* Passage given:
##########

The only long-term resolution of this conflict will come from an understanding that the aspirations of the Palestinian people are little different from those of the Israeli people and that a just peace can be achieved only on the basis of international law. I have heard some Israelis say, “We have tried trading land for peace and it has not worked” but that is not right. There is only one occasion on which Israel has traded land for peace, when it made its historic peace with Egypt and returned the Sinai. It has lived in peace with Egypt ever since, but in Menachem Begin, it found a Prime Minister with courage. Today the Prime Minister’s office is dripping with self-interest and cowardice. Wise men make peace from positions of strength. Fools believe that strength inevitably lasts for ever.

Prime Minister Netanyahu has sadly deceived many of the people of Israel into embracing the fantasy that it is possible to live in security alongside millions of people who are indefinitely denied their national aspirations and daily subjected to humiliation. The renowned Israeli writer Amos Oz has used this analogy:

“the drowning man clinging to this plank is allowed, by all the rules of natural, objective, universal justice, to make room for himself on the plank, even if in doing so he must push the others aside a little. Even if the others, sitting on that plank, leave him no alternative to force. But he has no natural right to push the others on that plank into the sea.”

The Trump plan would push the Palestinians into the sea. As the founder of the State of Israel, David Ben- Gurion, said in a speech to the Knesset:

“our standing in the world will be determined not by our so-called material riches, and not by our military’s bravery, but by the moral virtue of our undertaking.”

It was the wisdom and humility of Ben-Gurion on which the State of Israel was founded. Let us pray that it is not on the foolishness and arrogance of Netanyahu and Trump that it will founder.

My Lords, I am grateful to the noble Baroness, Lady Tonge, for securing this important debate. I also express my gratitude to the Minister and to his officials for the careful but clear Answers to my Parliamentary Written Questions relevant to this debate that he gave on 11 and 13 February.

Your Lordships’ House will be aware from my interventions in earlier debates that I am the only Anglican bishop who is a member of the Vatican-mandated Holy Land Co-ordination group, which visits Christian communities in Israel and Palestine every January. I also make at least one other visit to the region each year and will be on ecumenical pilgrimage there next week. Last year, I was also in Egypt with His Eminence Archbishop Angaelos, Coptic Archbishop of London, and other church leaders.

##########

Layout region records
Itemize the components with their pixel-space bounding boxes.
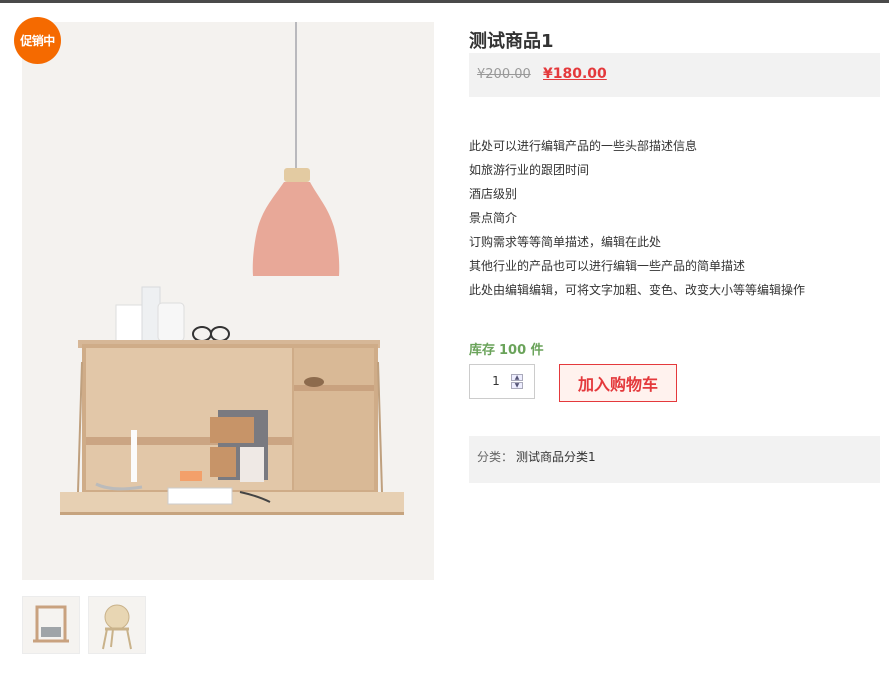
original-price: ¥200.00 — [477, 67, 531, 82]
sale-price[interactable]: ¥180.00 — [543, 66, 607, 82]
quantity-stepper[interactable]: 1 ▲ ▼ — [469, 364, 535, 399]
description-line: 酒店级别 — [469, 187, 518, 201]
description-line: 此处由编辑编辑，可将文字加粗、变色、改变大小等等编辑操作 — [469, 283, 806, 297]
description-line: 订购需求等等简单描述，编辑在此处 — [469, 235, 662, 249]
thumbnail-shelf[interactable] — [22, 596, 80, 654]
product-title: 测试商品1 — [469, 31, 554, 52]
product-description: 此处可以进行编辑产品的一些头部描述信息 如旅游行业的跟团时间 酒店级别 景点简介… — [469, 134, 805, 302]
price-box: ¥200.00 ¥180.00 — [469, 53, 880, 97]
description-line: 此处可以进行编辑产品的一些头部描述信息 — [469, 139, 698, 153]
quantity-input[interactable]: 1 — [482, 374, 510, 388]
stock-value: 100 件 — [499, 343, 544, 358]
stepper-buttons: ▲ ▼ — [511, 374, 524, 390]
stock-label: 库存 — [469, 343, 496, 358]
chair-thumbnail-image — [89, 597, 145, 653]
add-to-cart-button[interactable]: 加入购物车 — [559, 364, 677, 402]
thumbnail-chair[interactable] — [88, 596, 146, 654]
shelf-thumbnail-image — [23, 597, 79, 653]
stock-info: 库存 100 件 — [469, 339, 544, 358]
desk-lamp-illustration — [22, 22, 434, 580]
top-bar — [0, 0, 889, 3]
increment-button[interactable]: ▲ — [511, 374, 523, 381]
category-box: 分类： 测试商品分类1 — [469, 436, 880, 483]
category-link[interactable]: 测试商品分类1 — [516, 448, 596, 465]
promo-badge: 促销中 — [14, 17, 61, 64]
description-line: 其他行业的产品也可以进行编辑一些产品的简单描述 — [469, 259, 746, 273]
category-label: 分类： — [477, 450, 514, 464]
decrement-button[interactable]: ▼ — [511, 382, 523, 389]
description-line: 如旅游行业的跟团时间 — [469, 163, 590, 177]
product-main-image[interactable] — [22, 22, 434, 580]
description-line: 景点简介 — [469, 211, 518, 225]
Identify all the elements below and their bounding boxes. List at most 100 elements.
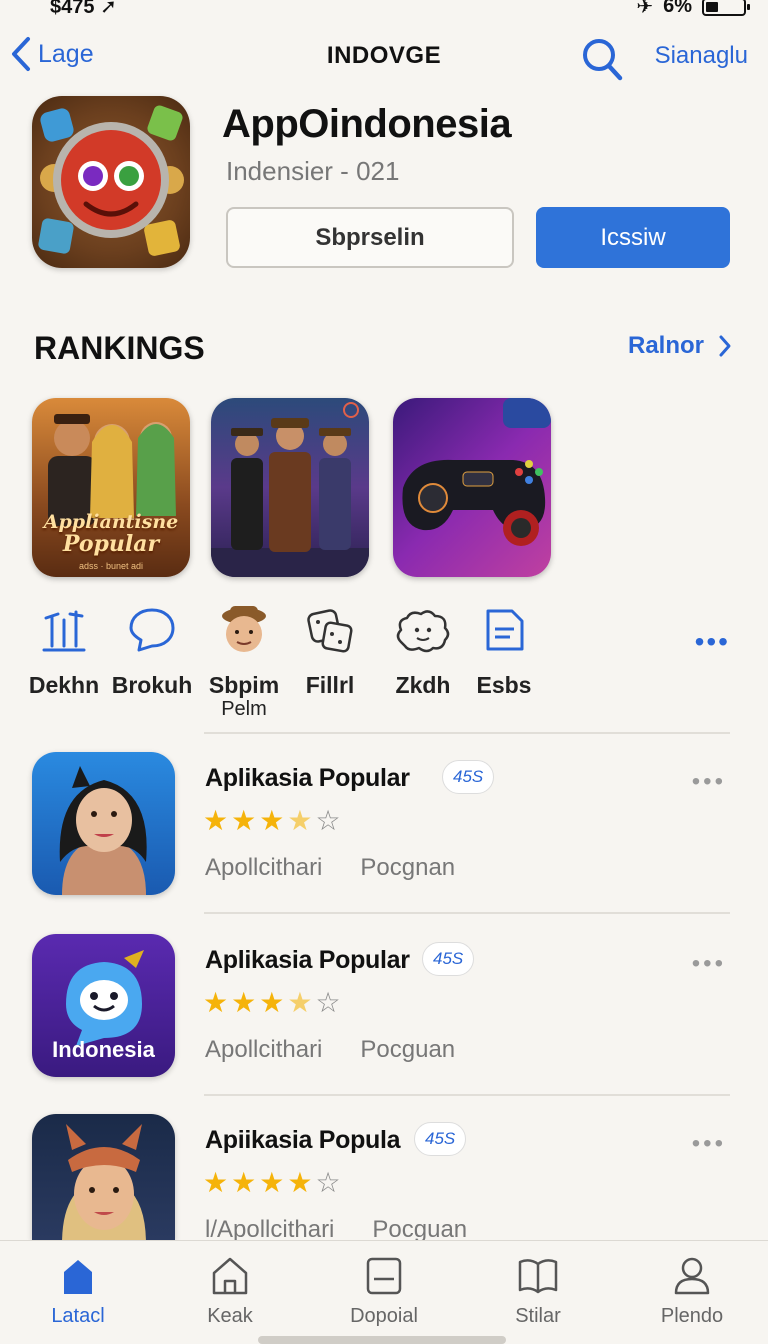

##########

* Exercise brief: Reproduce the passage on the Israeli–Palestinian conflict verbatim, starting at "The Trump plan" and ending at "it will founder.".

* Final result:
The Trump plan would push the Palestinians into the sea. As the founder of the State of Israel, David Ben- Gurion, said in a speech to the Knesset:

“our standing in the world will be determined not by our so-called material riches, and not by our military’s bravery, but by the moral virtue of our undertaking.”

It was the wisdom and humility of Ben-Gurion on which the State of Israel was founded. Let us pray that it is not on the foolishness and arrogance of Netanyahu and Trump that it will founder.